-- Extracted material follows --
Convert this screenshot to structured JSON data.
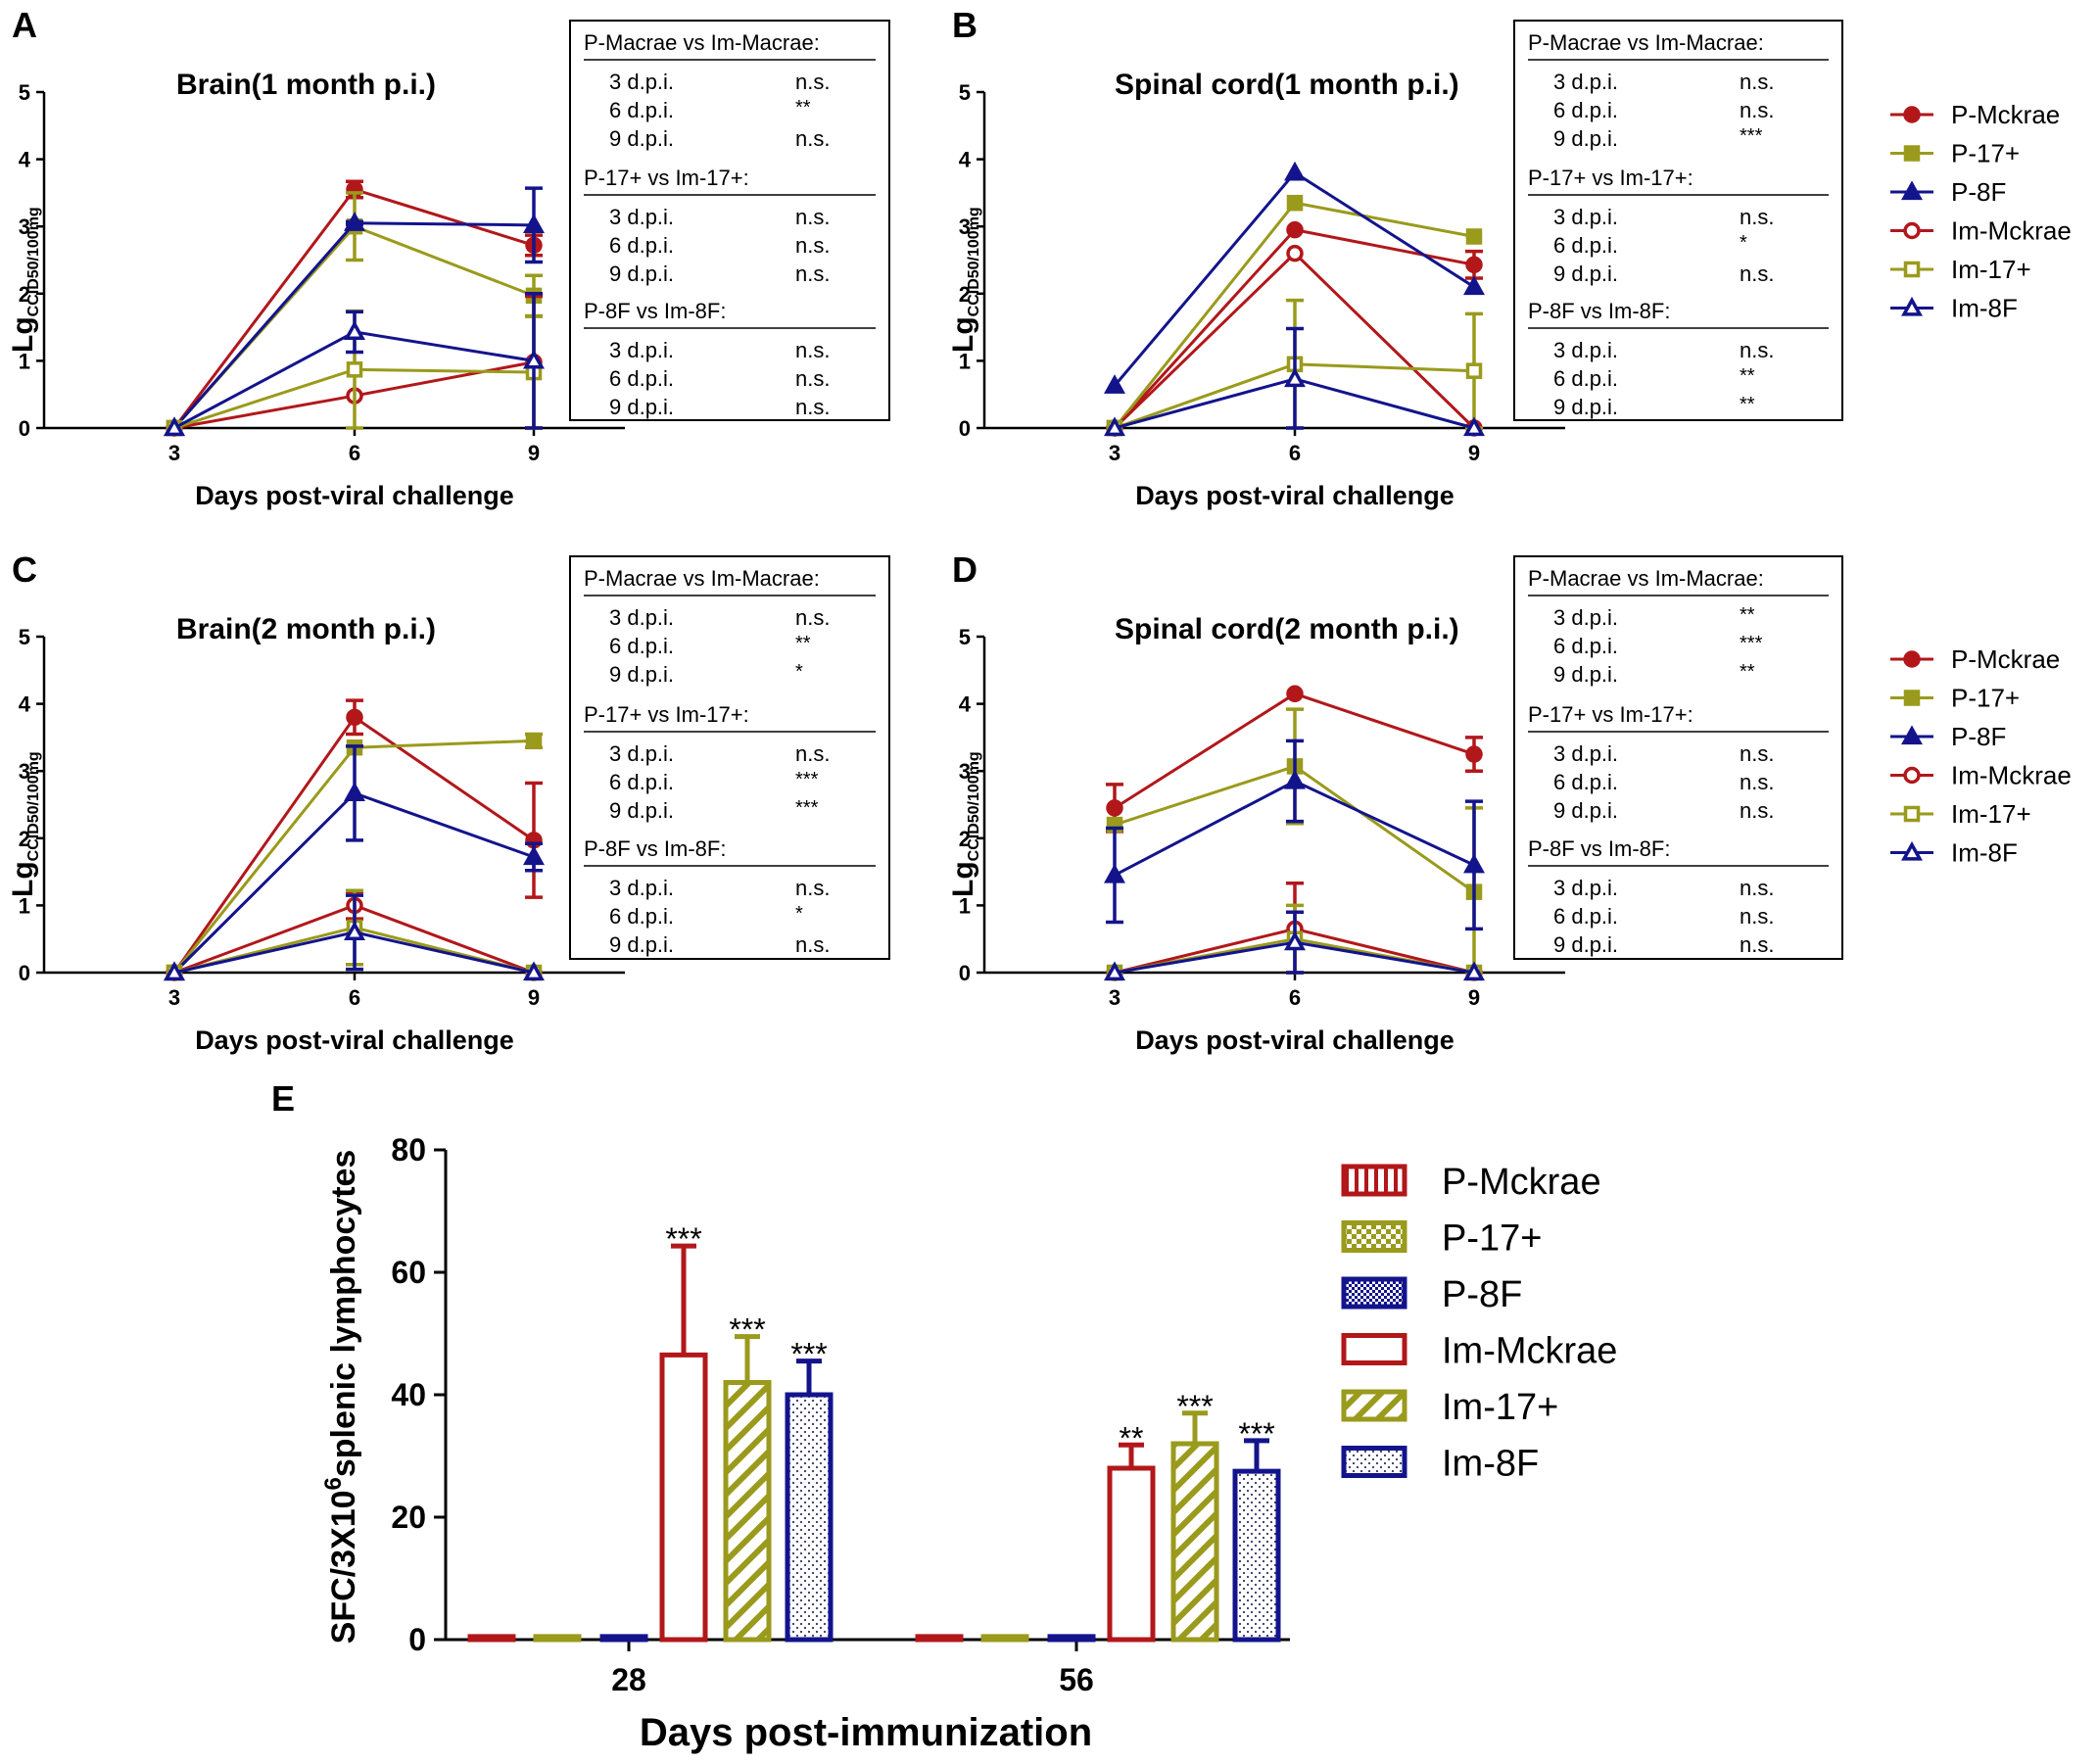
{
  "colors": {
    "mckrae": "#b2171a",
    "s17": "#9a9a1c",
    "s8f": "#13148c",
    "black": "#000000"
  },
  "series_legend": [
    {
      "key": "P-Mckrae",
      "label": "P-Mckrae",
      "color": "#b2171a",
      "marker": "circle-filled"
    },
    {
      "key": "P-17+",
      "label": "P-17+",
      "color": "#9a9a1c",
      "marker": "square-filled"
    },
    {
      "key": "P-8F",
      "label": "P-8F",
      "color": "#13148c",
      "marker": "triangle-filled"
    },
    {
      "key": "Im-Mckrae",
      "label": "Im-Mckrae",
      "color": "#b2171a",
      "marker": "circle-open"
    },
    {
      "key": "Im-17+",
      "label": "Im-17+",
      "color": "#9a9a1c",
      "marker": "square-open"
    },
    {
      "key": "Im-8F",
      "label": "Im-8F",
      "color": "#13148c",
      "marker": "triangle-open"
    }
  ],
  "chart_data": [
    {
      "id": "A",
      "type": "line",
      "panel_letter": "A",
      "title": "Brain(1 month p.i.)",
      "xlabel": "Days post-viral challenge",
      "ylabel_main": "Lg",
      "ylabel_sub": "CCID50/100mg",
      "x": [
        3,
        6,
        9
      ],
      "x_ticks": [
        "3",
        "6",
        "9"
      ],
      "y_ticks": [
        "0",
        "1",
        "2",
        "3",
        "4",
        "5"
      ],
      "ylim": [
        0,
        5
      ],
      "series": [
        {
          "name": "P-Mckrae",
          "values": [
            0,
            3.55,
            2.72
          ],
          "errors": [
            0,
            0.12,
            0.15
          ]
        },
        {
          "name": "P-17+",
          "values": [
            0,
            3.0,
            1.97
          ],
          "errors": [
            0,
            0.5,
            0.3
          ]
        },
        {
          "name": "P-8F",
          "values": [
            0,
            3.05,
            3.02
          ],
          "errors": [
            0,
            0.02,
            0.55
          ]
        },
        {
          "name": "Im-Mckrae",
          "values": [
            0,
            0.48,
            0.98
          ],
          "errors": [
            0,
            0,
            0.98
          ]
        },
        {
          "name": "Im-17+",
          "values": [
            0,
            0.87,
            0.83
          ],
          "errors": [
            0,
            0.87,
            0.83
          ]
        },
        {
          "name": "Im-8F",
          "values": [
            0,
            1.43,
            1.0
          ],
          "errors": [
            0,
            0.3,
            1.0
          ]
        }
      ],
      "stats_title": "",
      "stats": [
        {
          "header": "P-Macrae vs Im-Macrae:",
          "rows": [
            [
              "3 d.p.i.",
              "n.s."
            ],
            [
              "6 d.p.i.",
              "**"
            ],
            [
              "9 d.p.i.",
              "n.s."
            ]
          ]
        },
        {
          "header": "P-17+ vs Im-17+:",
          "rows": [
            [
              "3 d.p.i.",
              "n.s."
            ],
            [
              "6 d.p.i.",
              "n.s."
            ],
            [
              "9 d.p.i.",
              "n.s."
            ]
          ]
        },
        {
          "header": "P-8F vs Im-8F:",
          "rows": [
            [
              "3 d.p.i.",
              "n.s."
            ],
            [
              "6 d.p.i.",
              "n.s."
            ],
            [
              "9 d.p.i.",
              "n.s."
            ]
          ]
        }
      ]
    },
    {
      "id": "B",
      "type": "line",
      "panel_letter": "B",
      "title": "Spinal cord(1 month p.i.)",
      "xlabel": "Days post-viral challenge",
      "ylabel_main": "Lg",
      "ylabel_sub": "CCID50/100mg",
      "x": [
        3,
        6,
        9
      ],
      "x_ticks": [
        "3",
        "6",
        "9"
      ],
      "y_ticks": [
        "0",
        "1",
        "2",
        "3",
        "4",
        "5"
      ],
      "ylim": [
        0,
        5
      ],
      "series": [
        {
          "name": "P-Mckrae",
          "values": [
            0,
            2.95,
            2.43
          ],
          "errors": [
            0,
            0,
            0.2
          ]
        },
        {
          "name": "P-17+",
          "values": [
            0,
            3.35,
            2.85
          ],
          "errors": [
            0,
            0,
            0
          ]
        },
        {
          "name": "P-8F",
          "values": [
            0.63,
            3.8,
            2.1
          ],
          "errors": [
            0,
            0,
            0
          ]
        },
        {
          "name": "Im-Mckrae",
          "values": [
            0,
            2.6,
            0
          ],
          "errors": [
            0,
            0,
            0
          ]
        },
        {
          "name": "Im-17+",
          "values": [
            0,
            0.95,
            0.85
          ],
          "errors": [
            0,
            0.95,
            0.85
          ]
        },
        {
          "name": "Im-8F",
          "values": [
            0,
            0.73,
            0
          ],
          "errors": [
            0,
            0.75,
            0
          ]
        }
      ],
      "stats": [
        {
          "header": "P-Macrae vs Im-Macrae:",
          "rows": [
            [
              "3 d.p.i.",
              "n.s."
            ],
            [
              "6 d.p.i.",
              "n.s."
            ],
            [
              "9 d.p.i.",
              "***"
            ]
          ]
        },
        {
          "header": "P-17+ vs Im-17+:",
          "rows": [
            [
              "3 d.p.i.",
              "n.s."
            ],
            [
              "6 d.p.i.",
              "*"
            ],
            [
              "9 d.p.i.",
              "n.s."
            ]
          ]
        },
        {
          "header": "P-8F vs Im-8F:",
          "rows": [
            [
              "3 d.p.i.",
              "n.s."
            ],
            [
              "6 d.p.i.",
              "**"
            ],
            [
              "9 d.p.i.",
              "**"
            ]
          ]
        }
      ]
    },
    {
      "id": "C",
      "type": "line",
      "panel_letter": "C",
      "title": "Brain(2 month p.i.)",
      "xlabel": "Days post-viral challenge",
      "ylabel_main": "Lg",
      "ylabel_sub": "CCID50/100mg",
      "x": [
        3,
        6,
        9
      ],
      "x_ticks": [
        "3",
        "6",
        "9"
      ],
      "y_ticks": [
        "0",
        "1",
        "2",
        "3",
        "4",
        "5"
      ],
      "ylim": [
        0,
        5
      ],
      "series": [
        {
          "name": "P-Mckrae",
          "values": [
            0,
            3.8,
            1.97
          ],
          "errors": [
            0,
            0.25,
            0.85
          ]
        },
        {
          "name": "P-17+",
          "values": [
            0,
            3.35,
            3.45
          ],
          "errors": [
            0,
            0,
            0.1
          ]
        },
        {
          "name": "P-8F",
          "values": [
            0,
            2.67,
            1.72
          ],
          "errors": [
            0,
            0.7,
            0.2
          ]
        },
        {
          "name": "Im-Mckrae",
          "values": [
            0,
            1.0,
            0
          ],
          "errors": [
            0,
            0.2,
            0
          ]
        },
        {
          "name": "Im-17+",
          "values": [
            0,
            0.67,
            0
          ],
          "errors": [
            0,
            0.55,
            0
          ]
        },
        {
          "name": "Im-8F",
          "values": [
            0,
            0.6,
            0
          ],
          "errors": [
            0,
            0.55,
            0
          ]
        }
      ],
      "stats": [
        {
          "header": "P-Macrae vs Im-Macrae:",
          "rows": [
            [
              "3 d.p.i.",
              "n.s."
            ],
            [
              "6 d.p.i.",
              "**"
            ],
            [
              "9 d.p.i.",
              "*"
            ]
          ]
        },
        {
          "header": "P-17+ vs Im-17+:",
          "rows": [
            [
              "3 d.p.i.",
              "n.s."
            ],
            [
              "6 d.p.i.",
              "***"
            ],
            [
              "9 d.p.i.",
              "***"
            ]
          ]
        },
        {
          "header": "P-8F vs Im-8F:",
          "rows": [
            [
              "3 d.p.i.",
              "n.s."
            ],
            [
              "6 d.p.i.",
              "*"
            ],
            [
              "9 d.p.i.",
              "n.s."
            ]
          ]
        }
      ]
    },
    {
      "id": "D",
      "type": "line",
      "panel_letter": "D",
      "title": "Spinal cord(2 month p.i.)",
      "xlabel": "Days post-viral challenge",
      "ylabel_main": "Lg",
      "ylabel_sub": "CCID50/100mg",
      "x": [
        3,
        6,
        9
      ],
      "x_ticks": [
        "3",
        "6",
        "9"
      ],
      "y_ticks": [
        "0",
        "1",
        "2",
        "3",
        "4",
        "5"
      ],
      "ylim": [
        0,
        5
      ],
      "series": [
        {
          "name": "P-Mckrae",
          "values": [
            2.45,
            4.15,
            3.25
          ],
          "errors": [
            0.35,
            0,
            0.25
          ]
        },
        {
          "name": "P-17+",
          "values": [
            2.2,
            3.07,
            1.2
          ],
          "errors": [
            0,
            0.85,
            1.25
          ]
        },
        {
          "name": "P-8F",
          "values": [
            1.45,
            2.85,
            1.6
          ],
          "errors": [
            0.7,
            0.6,
            0.95
          ]
        },
        {
          "name": "Im-Mckrae",
          "values": [
            0,
            0.65,
            0
          ],
          "errors": [
            0,
            0.68,
            0
          ]
        },
        {
          "name": "Im-17+",
          "values": [
            0,
            0.5,
            0
          ],
          "errors": [
            0,
            0.5,
            0
          ]
        },
        {
          "name": "Im-8F",
          "values": [
            0,
            0.45,
            0
          ],
          "errors": [
            0,
            0.45,
            0
          ]
        }
      ],
      "stats": [
        {
          "header": "P-Macrae vs Im-Macrae:",
          "rows": [
            [
              "3 d.p.i.",
              "**"
            ],
            [
              "6 d.p.i.",
              "***"
            ],
            [
              "9 d.p.i.",
              "**"
            ]
          ]
        },
        {
          "header": "P-17+ vs Im-17+:",
          "rows": [
            [
              "3 d.p.i.",
              "n.s."
            ],
            [
              "6 d.p.i.",
              "n.s."
            ],
            [
              "9 d.p.i.",
              "n.s."
            ]
          ]
        },
        {
          "header": "P-8F vs Im-8F:",
          "rows": [
            [
              "3 d.p.i.",
              "n.s."
            ],
            [
              "6 d.p.i.",
              "n.s."
            ],
            [
              "9 d.p.i.",
              "n.s."
            ]
          ]
        }
      ]
    },
    {
      "id": "E",
      "type": "bar",
      "panel_letter": "E",
      "title": "",
      "xlabel": "Days post-immunization",
      "ylabel": "SFC/3X10^6splenic lymphocytes",
      "ylabel_pre": "SFC/3X10",
      "ylabel_sup": "6",
      "ylabel_post": "splenic lymphocytes",
      "categories": [
        "28",
        "56"
      ],
      "y_ticks": [
        "0",
        "20",
        "40",
        "60",
        "80"
      ],
      "ylim": [
        0,
        80
      ],
      "series": [
        {
          "name": "P-Mckrae",
          "values": [
            0.5,
            0.5
          ],
          "errors": [
            0,
            0
          ],
          "stars": [
            "",
            ""
          ]
        },
        {
          "name": "P-17+",
          "values": [
            0.5,
            0.5
          ],
          "errors": [
            0,
            0
          ],
          "stars": [
            "",
            ""
          ]
        },
        {
          "name": "P-8F",
          "values": [
            0.5,
            0.5
          ],
          "errors": [
            0,
            0
          ],
          "stars": [
            "",
            ""
          ]
        },
        {
          "name": "Im-Mckrae",
          "values": [
            46.5,
            28.0
          ],
          "errors": [
            17.8,
            3.8
          ],
          "stars": [
            "***",
            "**"
          ]
        },
        {
          "name": "Im-17+",
          "values": [
            42.0,
            32.0
          ],
          "errors": [
            7.5,
            5.0
          ],
          "stars": [
            "***",
            "***"
          ]
        },
        {
          "name": "Im-8F",
          "values": [
            40.0,
            27.5
          ],
          "errors": [
            5.5,
            5.0
          ],
          "stars": [
            "***",
            "***"
          ]
        }
      ]
    }
  ]
}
-- Extracted material concluded --
> What the task requires
Find the lines above that include the string "cord" and copy them.

> Solution below
      "title": "Spinal cord(1 month p.i.)",
      "title": "Spinal cord(2 month p.i.)",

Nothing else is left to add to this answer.